___ EXTRACT TO READ ___

The move for women to have the vote had really started in 1897 when

Millicent Fawcett founded the National Union of Women's Suffrage.

"Suffrage" means the right to vote and that is women wanted - hence

its inclusion in Fawcett's title.

Millicent Fawcett believed in peaceful protest. She felt that any

violence or trouble would persuade men that women could not be trusted

to have the right to vote. Her game plan was patience and logical

arguments. Fawcett argued that women could hold responsible posts in

society such as sitting on school boards - but could not be trusted to

vote; she argued that if parliament made laws and if women had to obey

those laws, then women should be part of the process of making those

laws; she argued that as women had to pay taxes as men, they should

have the same rights as men and one of her most powerful arguments was

that wealthy mistresses of large manors and estates employed

gardeners, workmen and labourers who could vote........but the women

could not regardless of their wealth..............

___ DATA LINES ___

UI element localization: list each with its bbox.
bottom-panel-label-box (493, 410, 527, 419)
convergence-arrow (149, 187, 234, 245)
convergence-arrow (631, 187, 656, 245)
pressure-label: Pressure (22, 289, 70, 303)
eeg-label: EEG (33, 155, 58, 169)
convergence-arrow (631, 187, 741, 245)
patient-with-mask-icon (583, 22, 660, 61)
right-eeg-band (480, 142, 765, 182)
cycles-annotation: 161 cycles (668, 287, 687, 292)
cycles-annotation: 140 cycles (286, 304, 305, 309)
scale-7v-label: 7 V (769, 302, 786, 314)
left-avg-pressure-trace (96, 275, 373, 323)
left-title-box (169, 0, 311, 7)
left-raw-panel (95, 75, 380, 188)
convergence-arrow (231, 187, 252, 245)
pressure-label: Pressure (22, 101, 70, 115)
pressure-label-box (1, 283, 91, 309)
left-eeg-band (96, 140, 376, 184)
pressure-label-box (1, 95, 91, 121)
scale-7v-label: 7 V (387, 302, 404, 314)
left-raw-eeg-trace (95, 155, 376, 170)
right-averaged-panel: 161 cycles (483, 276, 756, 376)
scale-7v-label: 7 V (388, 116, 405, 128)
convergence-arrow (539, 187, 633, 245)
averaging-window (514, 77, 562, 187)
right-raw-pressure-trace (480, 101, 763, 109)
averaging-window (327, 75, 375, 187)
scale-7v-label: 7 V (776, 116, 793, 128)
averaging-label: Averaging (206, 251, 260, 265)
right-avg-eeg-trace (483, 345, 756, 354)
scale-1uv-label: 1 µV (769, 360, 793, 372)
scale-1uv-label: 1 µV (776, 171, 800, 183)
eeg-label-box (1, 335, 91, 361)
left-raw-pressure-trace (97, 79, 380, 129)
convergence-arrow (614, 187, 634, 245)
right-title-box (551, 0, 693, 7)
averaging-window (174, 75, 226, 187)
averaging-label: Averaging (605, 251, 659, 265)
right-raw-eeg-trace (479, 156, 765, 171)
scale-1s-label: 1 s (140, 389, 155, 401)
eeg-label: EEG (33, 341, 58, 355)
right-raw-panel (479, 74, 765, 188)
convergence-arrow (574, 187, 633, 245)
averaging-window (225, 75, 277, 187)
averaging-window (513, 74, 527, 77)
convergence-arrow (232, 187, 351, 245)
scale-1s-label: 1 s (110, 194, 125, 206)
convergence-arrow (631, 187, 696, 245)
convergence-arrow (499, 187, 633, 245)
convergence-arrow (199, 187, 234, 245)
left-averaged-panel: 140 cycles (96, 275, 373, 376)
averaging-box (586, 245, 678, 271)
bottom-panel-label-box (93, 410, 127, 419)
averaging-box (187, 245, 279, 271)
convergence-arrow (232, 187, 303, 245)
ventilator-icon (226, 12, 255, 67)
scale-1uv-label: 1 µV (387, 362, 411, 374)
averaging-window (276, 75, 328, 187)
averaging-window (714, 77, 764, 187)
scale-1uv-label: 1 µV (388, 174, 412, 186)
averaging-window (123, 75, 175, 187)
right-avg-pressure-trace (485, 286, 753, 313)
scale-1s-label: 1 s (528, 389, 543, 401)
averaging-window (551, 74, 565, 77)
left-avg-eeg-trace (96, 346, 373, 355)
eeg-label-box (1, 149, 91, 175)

___

TASKS AND EXERCISES
(a) Repeat the text on Millicent Fawcett and women's suffrage word for word.
(b) Please duplicate the entries exactly, starting at their first line and ending at the line containing "right-eeg-band (480, 142, 765, 182)", with both of those lines included and nothing else.
The text and the entries have nothing to do with each other.

ANSWERS BY TASK
(a)
The move for women to have the vote had really started in 1897 when

Millicent Fawcett founded the National Union of Women's Suffrage.

"Suffrage" means the right to vote and that is women wanted - hence

its inclusion in Fawcett's title.

Millicent Fawcett believed in peaceful protest. She felt that any

violence or trouble would persuade men that women could not be trusted

to have the right to vote. Her game plan was patience and logical

arguments. Fawcett argued that women could hold responsible posts in

society such as sitting on school boards - but could not be trusted to

vote; she argued that if parliament made laws and if women had to obey

those laws, then women should be part of the process of making those

laws; she argued that as women had to pay taxes as men, they should

have the same rights as men and one of her most powerful arguments was

that wealthy mistresses of large manors and estates employed

gardeners, workmen and labourers who could vote........but the women

could not regardless of their wealth..............

(b)
UI element localization: list each with its bbox.
bottom-panel-label-box (493, 410, 527, 419)
convergence-arrow (149, 187, 234, 245)
convergence-arrow (631, 187, 656, 245)
pressure-label: Pressure (22, 289, 70, 303)
eeg-label: EEG (33, 155, 58, 169)
convergence-arrow (631, 187, 741, 245)
patient-with-mask-icon (583, 22, 660, 61)
right-eeg-band (480, 142, 765, 182)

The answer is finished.